Data records:

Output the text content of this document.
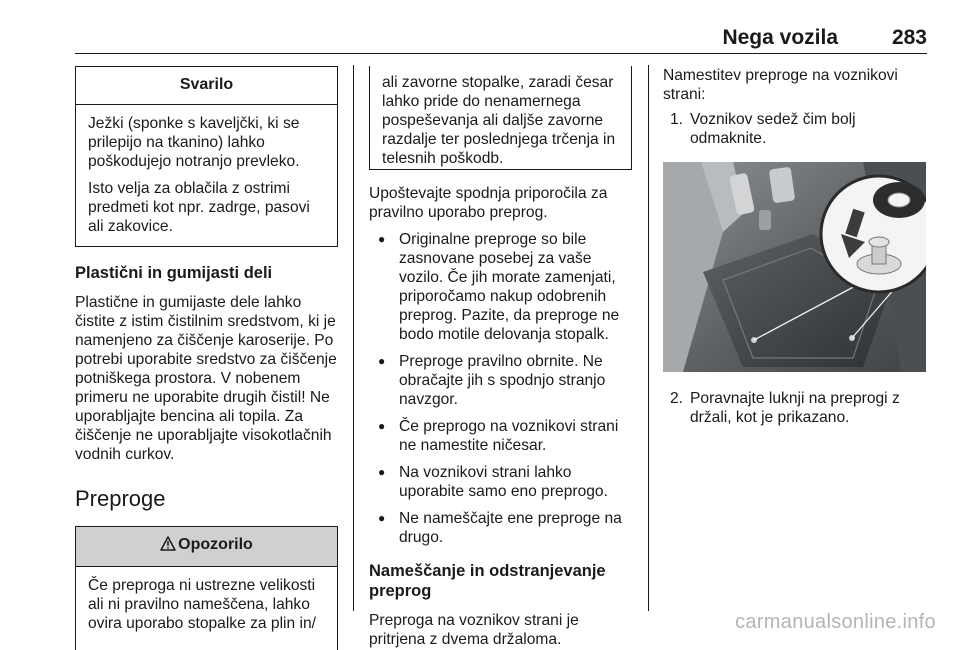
Nega vozila	283
Svarilo

Ježki (sponke s kaveljčki, ki se prilepijo na tkanino) lahko poškodujejo notranjo prevleko.

Isto velja za oblačila z ostrimi predmeti kot npr. zadrge, pasovi ali zakovice.

Plastični in gumijasti deli

Plastične in gumijaste dele lahko čistite z istim čistilnim sredstvom, ki je namenjeno za čiščenje karoserije. Po potrebi uporabite sredstvo za čiščenje potniškega prostora. V nobenem primeru ne uporabite drugih čistil! Ne uporabljajte bencina ali topila. Za čiščenje ne uporabljajte visokotlačnih vodnih curkov.

Preproge
Opozorilo

Če preproga ni ustrezne velikosti ali ni pravilno nameščena, lahko ovira uporabo stopalke za plin in/

ali zavorne stopalke, zaradi česar lahko pride do nenamernega pospeševanja ali daljše zavorne razdalje ter poslednjega trčenja in telesnih poškodb.

Upoštevajte spodnja priporočila za pravilno uporabo preprog.

● Originalne preproge so bile zasnovane posebej za vaše vozilo. Če jih morate zamenjati, priporočamo nakup odobrenih preprog. Pazite, da preproge ne bodo motile delovanja stopalk.
● Preproge pravilno obrnite. Ne obračajte jih s spodnjo stranjo navzgor.
● Če preprogo na voznikovi strani ne namestite ničesar.
● Na voznikovi strani lahko uporabite samo eno preprogo.
● Ne nameščajte ene preproge na drugo.
Nameščanje in odstranjevanje preprog

Preproga na voznikov strani je pritrjena z dvema držaloma.

Namestitev preproge na voznikovi strani:

1. Voznikov sedež čim bolj odmaknite.
2. Poravnajte luknji na preprogi z držali, kot je prikazano.
carmanualsonline.info
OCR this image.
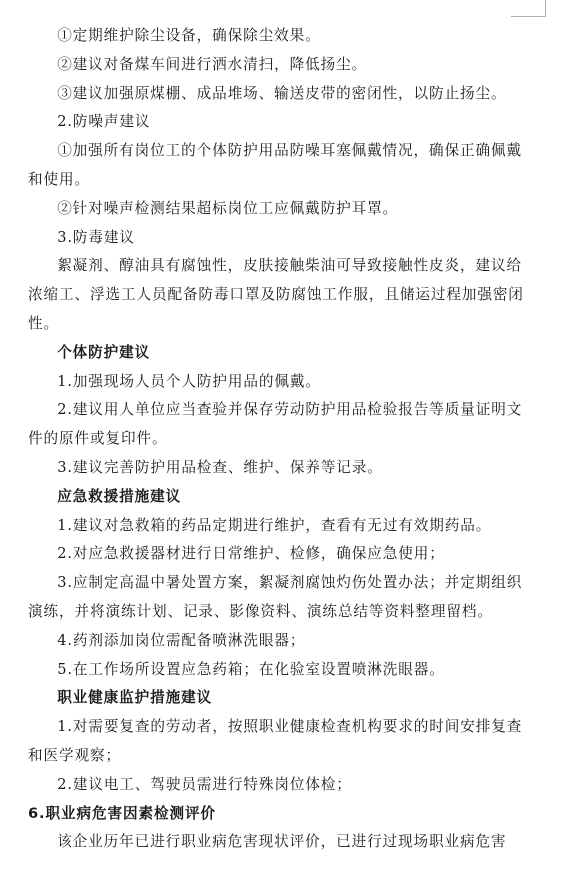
①定期维护除尘设备，确保除尘效果。

②建议对备煤车间进行洒水清扫，降低扬尘。

③建议加强原煤棚、成品堆场、输送皮带的密闭性，以防止扬尘。

2.防噪声建议

①加强所有岗位工的个体防护用品防噪耳塞佩戴情况，确保正确佩戴和使用。

②针对噪声检测结果超标岗位工应佩戴防护耳罩。

3.防毒建议

絮凝剂、醇油具有腐蚀性，皮肤接触柴油可导致接触性皮炎，建议给浓缩工、浮选工人员配备防毒口罩及防腐蚀工作服，且储运过程加强密闭性。

个体防护建议

1.加强现场人员个人防护用品的佩戴。

2.建议用人单位应当查验并保存劳动防护用品检验报告等质量证明文件的原件或复印件。

3.建议完善防护用品检查、维护、保养等记录。

应急救援措施建议

1.建议对急救箱的药品定期进行维护，查看有无过有效期药品。

2.对应急救援器材进行日常维护、检修，确保应急使用；

3.应制定高温中暑处置方案，絮凝剂腐蚀灼伤处置办法；并定期组织演练，并将演练计划、记录、影像资料、演练总结等资料整理留档。

4.药剂添加岗位需配备喷淋洗眼器；

5.在工作场所设置应急药箱；在化验室设置喷淋洗眼器。

职业健康监护措施建议

1.对需要复查的劳动者，按照职业健康检查机构要求的时间安排复查和医学观察；

2.建议电工、驾驶员需进行特殊岗位体检；

6.职业病危害因素检测评价

该企业历年已进行职业病危害现状评价，已进行过现场职业病危害
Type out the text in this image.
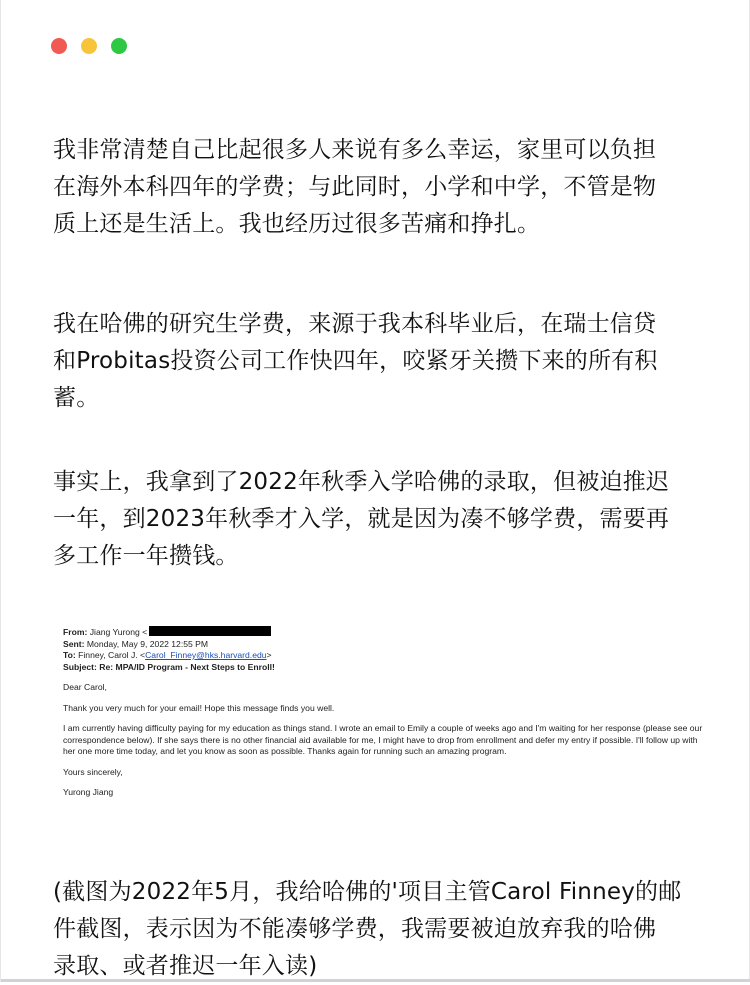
我非常清楚自己比起很多人来说有多么幸运，家里可以负担
在海外本科四年的学费；与此同时，小学和中学，不管是物
质上还是生活上。我也经历过很多苦痛和挣扎。

我在哈佛的研究生学费，来源于我本科毕业后，在瑞士信贷
和Probitas投资公司工作快四年，咬紧牙关攒下来的所有积
蓄。

事实上，我拿到了2022年秋季入学哈佛的录取，但被迫推迟
一年，到2023年秋季才入学，就是因为凑不够学费，需要再
多工作一年攒钱。

From: Jiang Yurong <
Sent: Monday, May 9, 2022 12:55 PM
To: Finney, Carol J. <Carol_Finney@hks.harvard.edu>
Subject: Re: MPA/ID Program - Next Steps to Enroll!
Dear Carol,
Thank you very much for your email! Hope this message finds you well.
I am currently having difficulty paying for my education as things stand. I wrote an email to Emily a couple of weeks ago and I'm waiting for her response (please see our correspondence below). If she says there is no other financial aid available for me, I might have to drop from enrollment and defer my entry if possible. I'll follow up with her one more time today, and let you know as soon as possible. Thanks again for running such an amazing program.
Yours sincerely,
Yurong Jiang

(截图为2022年5月，我给哈佛的'项目主管Carol Finney的邮
件截图，表示因为不能凑够学费，我需要被迫放弃我的哈佛
录取、或者推迟一年入读)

TASK GOAL:
Quote, without alteration, the lines running from the line containing "Type out the text in this image." to the last line of the entries, and include no pictures.

RESPONSE TO THE TASK:
Type out the text in this image.
我非常清楚自己比起很多人来说有多么幸运，家里可以负担
在海外本科四年的学费；与此同时，小学和中学，不管是物
质上还是生活上。我也经历过很多苦痛和挣扎。

我在哈佛的研究生学费，来源于我本科毕业后，在瑞士信贷
和Probitas投资公司工作快四年，咬紧牙关攒下来的所有积
蓄。

事实上，我拿到了2022年秋季入学哈佛的录取，但被迫推迟
一年，到2023年秋季才入学，就是因为凑不够学费，需要再
多工作一年攒钱。

From: Jiang Yurong <
Sent: Monday, May 9, 2022 12:55 PM
To: Finney, Carol J. <Carol_Finney@hks.harvard.edu>
Subject: Re: MPA/ID Program - Next Steps to Enroll!
Dear Carol,
Thank you very much for your email! Hope this message finds you well.
I am currently having difficulty paying for my education as things stand. I wrote an email to Emily a couple of weeks ago and I'm waiting for her response (please see our correspondence below). If she says there is no other financial aid available for me, I might have to drop from enrollment and defer my entry if possible. I'll follow up with her one more time today, and let you know as soon as possible. Thanks again for running such an amazing program.
Yours sincerely,
Yurong Jiang

(截图为2022年5月，我给哈佛的'项目主管Carol Finney的邮
件截图，表示因为不能凑够学费，我需要被迫放弃我的哈佛
录取、或者推迟一年入读)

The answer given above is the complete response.